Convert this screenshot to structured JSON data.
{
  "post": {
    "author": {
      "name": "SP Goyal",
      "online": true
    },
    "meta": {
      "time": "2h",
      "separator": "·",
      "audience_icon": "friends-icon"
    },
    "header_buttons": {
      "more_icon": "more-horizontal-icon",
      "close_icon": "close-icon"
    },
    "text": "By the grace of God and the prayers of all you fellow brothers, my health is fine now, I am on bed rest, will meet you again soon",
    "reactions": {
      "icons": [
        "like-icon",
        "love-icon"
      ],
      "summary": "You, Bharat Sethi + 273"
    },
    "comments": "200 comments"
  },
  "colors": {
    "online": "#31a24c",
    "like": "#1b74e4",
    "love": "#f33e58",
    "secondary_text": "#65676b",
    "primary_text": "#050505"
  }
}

# # # # # # #

Task brief »
Output each record precisely as given.

Correct output »
Convert this screenshot to structured JSON data.
{
  "post": {
    "author": {
      "name": "SP Goyal",
      "online": true
    },
    "meta": {
      "time": "2h",
      "separator": "·",
      "audience_icon": "friends-icon"
    },
    "header_buttons": {
      "more_icon": "more-horizontal-icon",
      "close_icon": "close-icon"
    },
    "text": "By the grace of God and the prayers of all you fellow brothers, my health is fine now, I am on bed rest, will meet you again soon",
    "reactions": {
      "icons": [
        "like-icon",
        "love-icon"
      ],
      "summary": "You, Bharat Sethi + 273"
    },
    "comments": "200 comments"
  },
  "colors": {
    "online": "#31a24c",
    "like": "#1b74e4",
    "love": "#f33e58",
    "secondary_text": "#65676b",
    "primary_text": "#050505"
  }
}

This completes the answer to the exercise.